Gather from the listing below each line that includes the word "manufacturing", and copy it.

- _TASK INPUTS_

■ ■ ■ ■ ■ ■ ■

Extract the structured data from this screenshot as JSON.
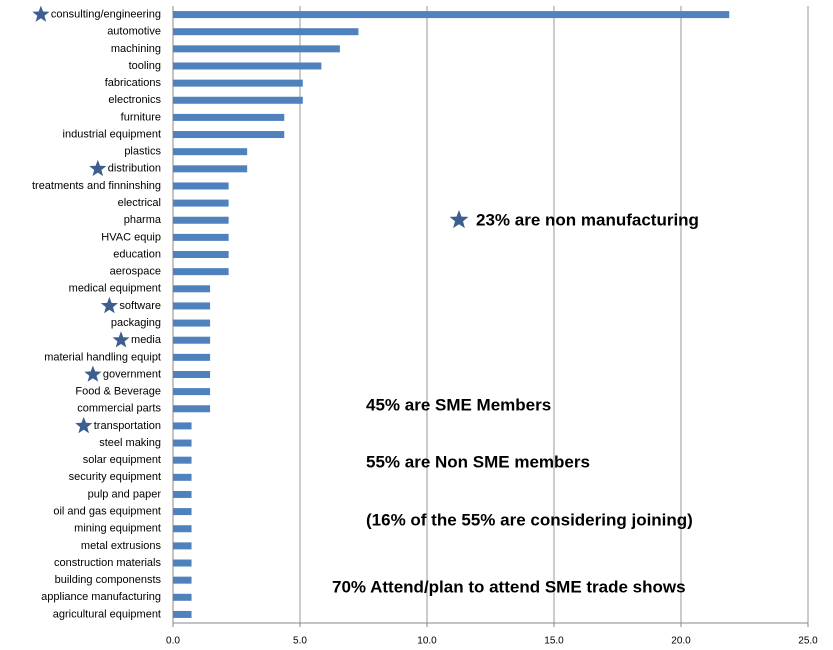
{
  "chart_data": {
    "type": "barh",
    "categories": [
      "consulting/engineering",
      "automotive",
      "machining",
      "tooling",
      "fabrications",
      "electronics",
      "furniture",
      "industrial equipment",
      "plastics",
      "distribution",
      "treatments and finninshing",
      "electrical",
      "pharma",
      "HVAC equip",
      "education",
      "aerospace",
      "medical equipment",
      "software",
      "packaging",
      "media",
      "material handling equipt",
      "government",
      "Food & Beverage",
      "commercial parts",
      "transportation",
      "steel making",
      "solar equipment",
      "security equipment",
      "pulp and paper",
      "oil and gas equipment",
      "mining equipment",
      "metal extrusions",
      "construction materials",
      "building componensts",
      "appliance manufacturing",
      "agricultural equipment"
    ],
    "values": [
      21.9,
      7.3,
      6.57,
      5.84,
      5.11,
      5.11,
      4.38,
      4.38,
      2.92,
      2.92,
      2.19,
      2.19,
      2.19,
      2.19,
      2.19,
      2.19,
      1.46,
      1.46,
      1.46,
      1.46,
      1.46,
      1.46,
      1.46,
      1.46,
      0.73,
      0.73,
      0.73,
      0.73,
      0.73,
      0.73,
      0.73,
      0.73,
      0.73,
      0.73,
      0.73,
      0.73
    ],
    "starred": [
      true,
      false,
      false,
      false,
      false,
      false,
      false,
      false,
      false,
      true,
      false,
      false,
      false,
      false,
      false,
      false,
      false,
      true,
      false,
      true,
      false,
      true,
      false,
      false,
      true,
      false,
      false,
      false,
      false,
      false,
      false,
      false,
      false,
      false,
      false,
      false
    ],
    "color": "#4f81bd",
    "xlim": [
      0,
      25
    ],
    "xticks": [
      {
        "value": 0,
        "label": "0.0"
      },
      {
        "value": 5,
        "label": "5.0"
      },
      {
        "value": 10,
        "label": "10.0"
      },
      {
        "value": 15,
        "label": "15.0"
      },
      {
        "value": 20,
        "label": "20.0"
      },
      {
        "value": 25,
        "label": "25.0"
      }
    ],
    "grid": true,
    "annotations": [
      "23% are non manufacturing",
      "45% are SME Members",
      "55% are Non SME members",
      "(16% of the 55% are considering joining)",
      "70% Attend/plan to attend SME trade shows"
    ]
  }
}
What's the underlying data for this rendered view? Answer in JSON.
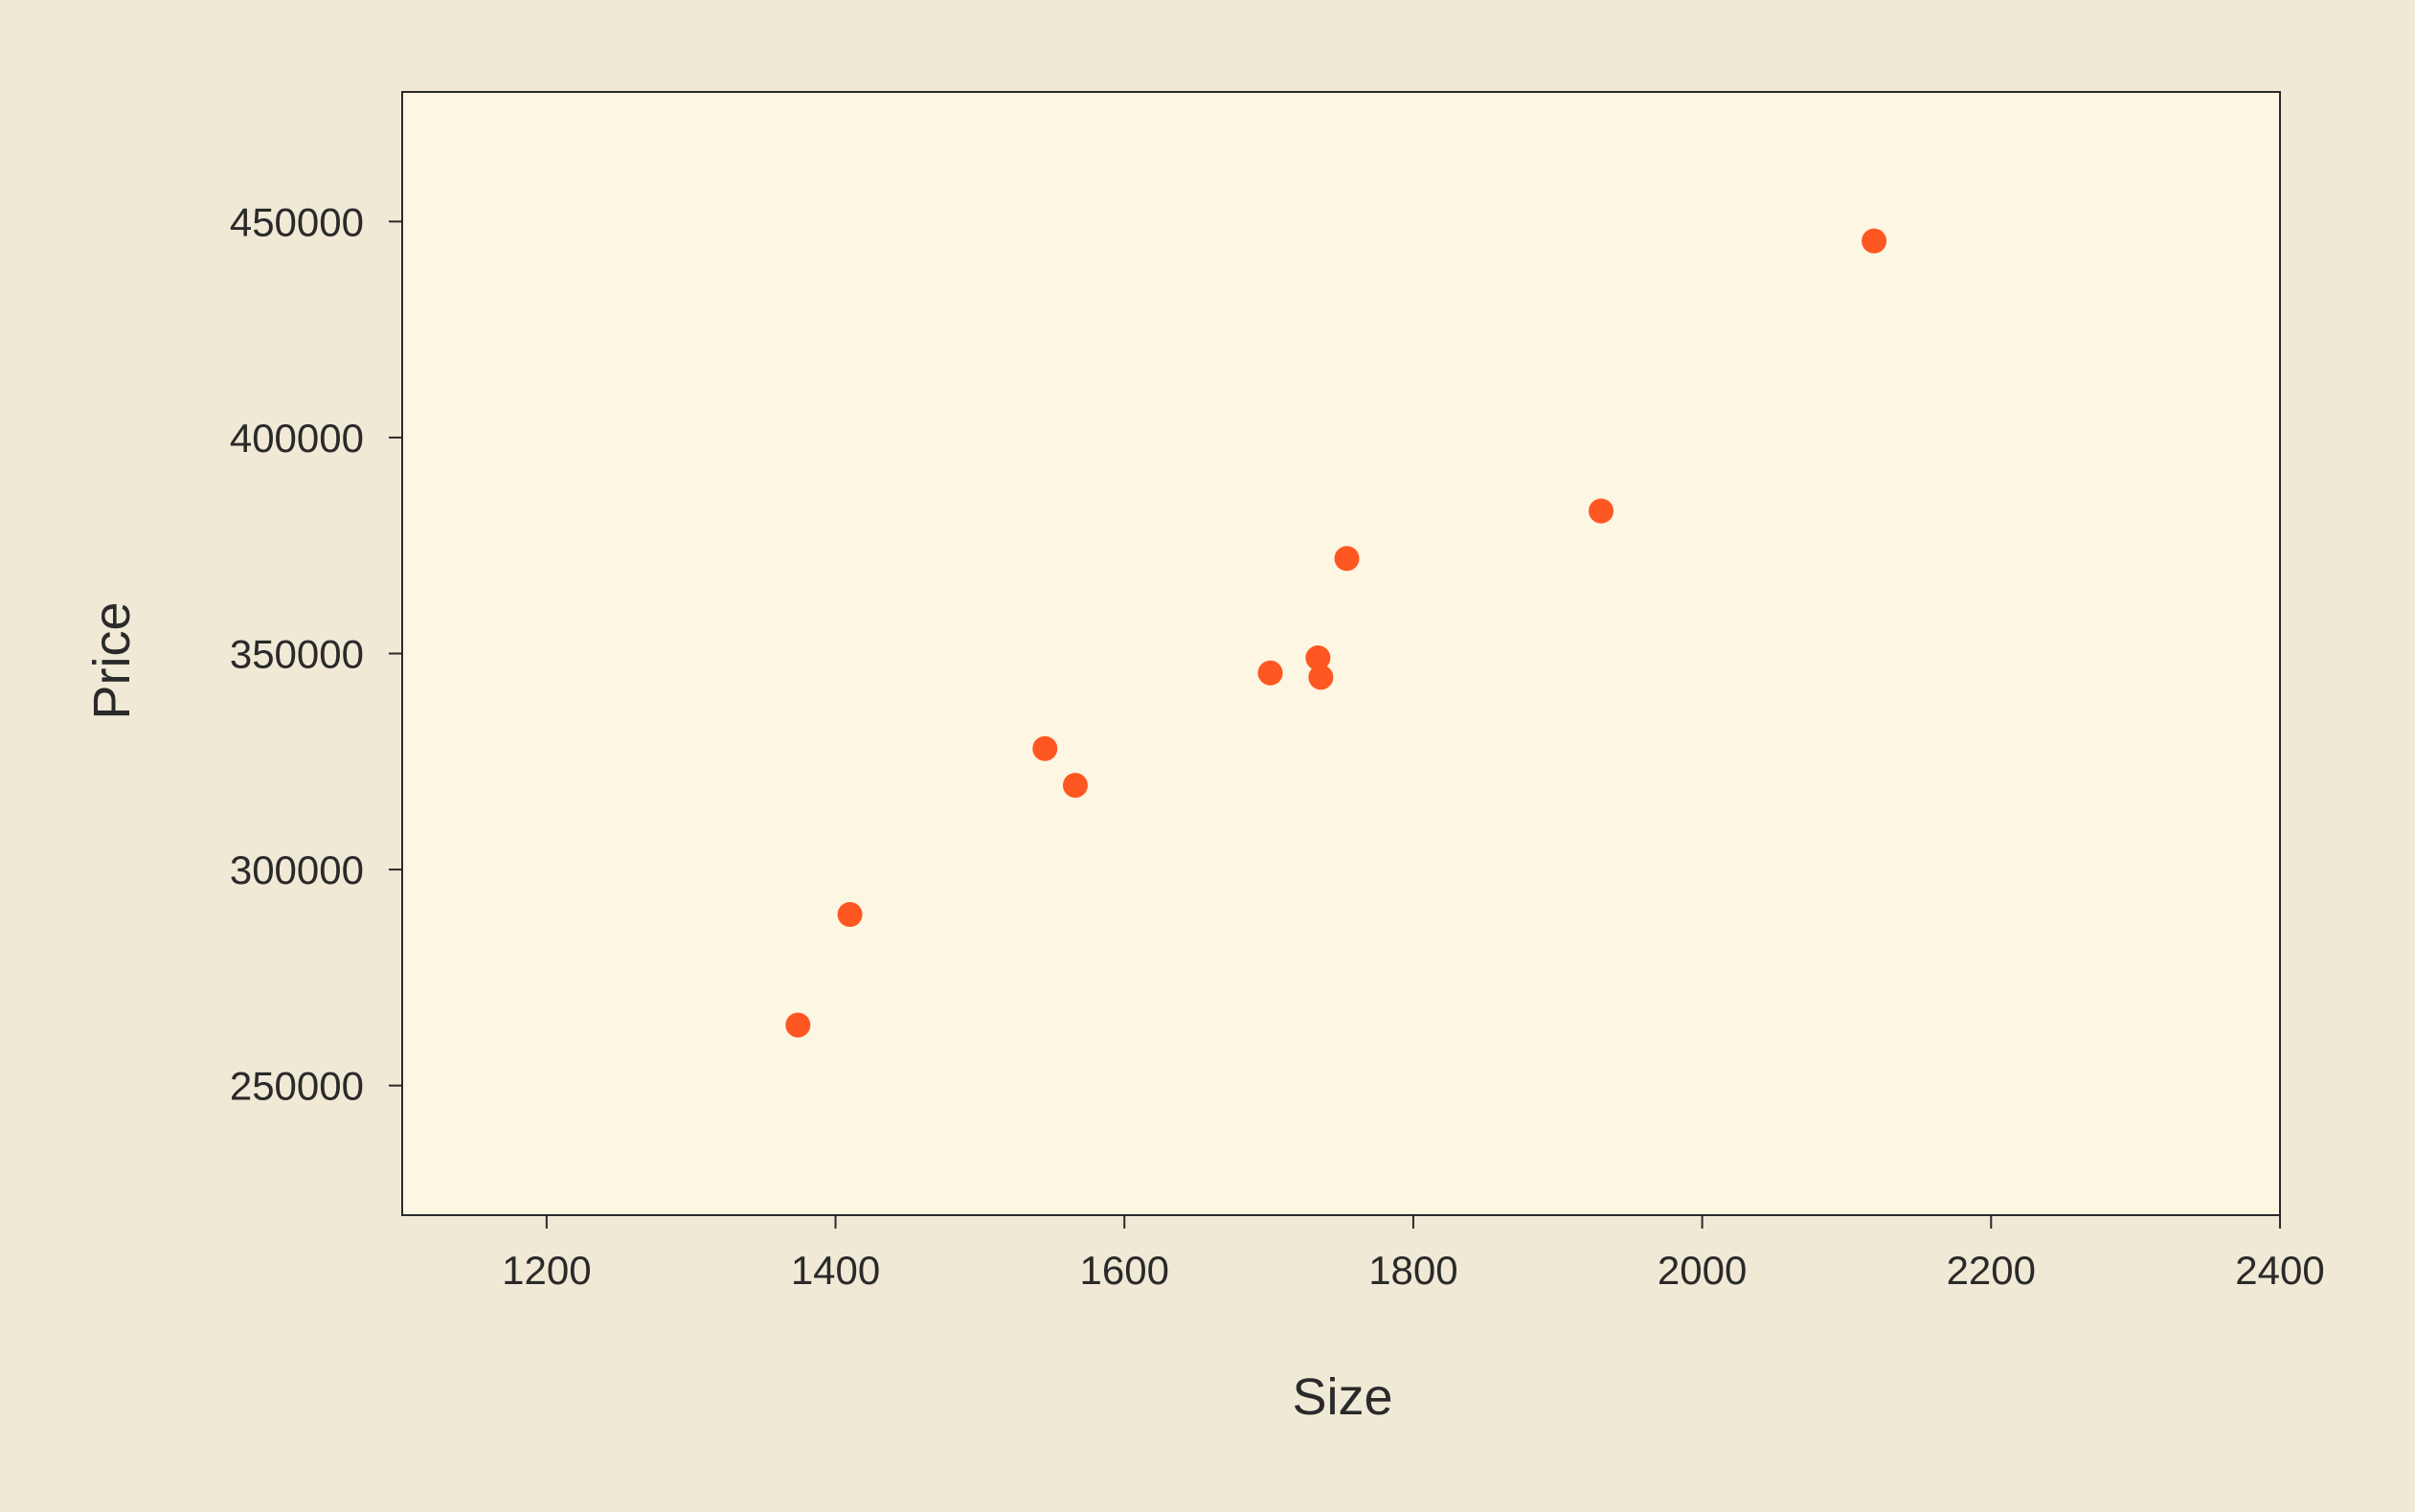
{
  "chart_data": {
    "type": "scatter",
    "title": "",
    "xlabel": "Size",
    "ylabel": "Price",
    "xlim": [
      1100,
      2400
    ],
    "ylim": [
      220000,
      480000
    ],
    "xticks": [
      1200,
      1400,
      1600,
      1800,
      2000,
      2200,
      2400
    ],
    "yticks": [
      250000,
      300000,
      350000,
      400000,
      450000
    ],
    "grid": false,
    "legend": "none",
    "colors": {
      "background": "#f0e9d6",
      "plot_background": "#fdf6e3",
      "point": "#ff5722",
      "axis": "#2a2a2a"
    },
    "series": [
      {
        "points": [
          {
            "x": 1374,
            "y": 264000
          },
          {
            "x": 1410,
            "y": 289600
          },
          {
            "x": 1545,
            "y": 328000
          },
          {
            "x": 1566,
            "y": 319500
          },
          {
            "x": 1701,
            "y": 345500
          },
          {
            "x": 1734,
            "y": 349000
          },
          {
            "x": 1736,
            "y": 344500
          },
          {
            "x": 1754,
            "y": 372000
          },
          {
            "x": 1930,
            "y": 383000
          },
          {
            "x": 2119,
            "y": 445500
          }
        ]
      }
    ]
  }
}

■ ■ ■ ■ ■ ■ ■

- _FULL RESPONSE_
      "appliance manufacturing",
      "23% are non manufacturing",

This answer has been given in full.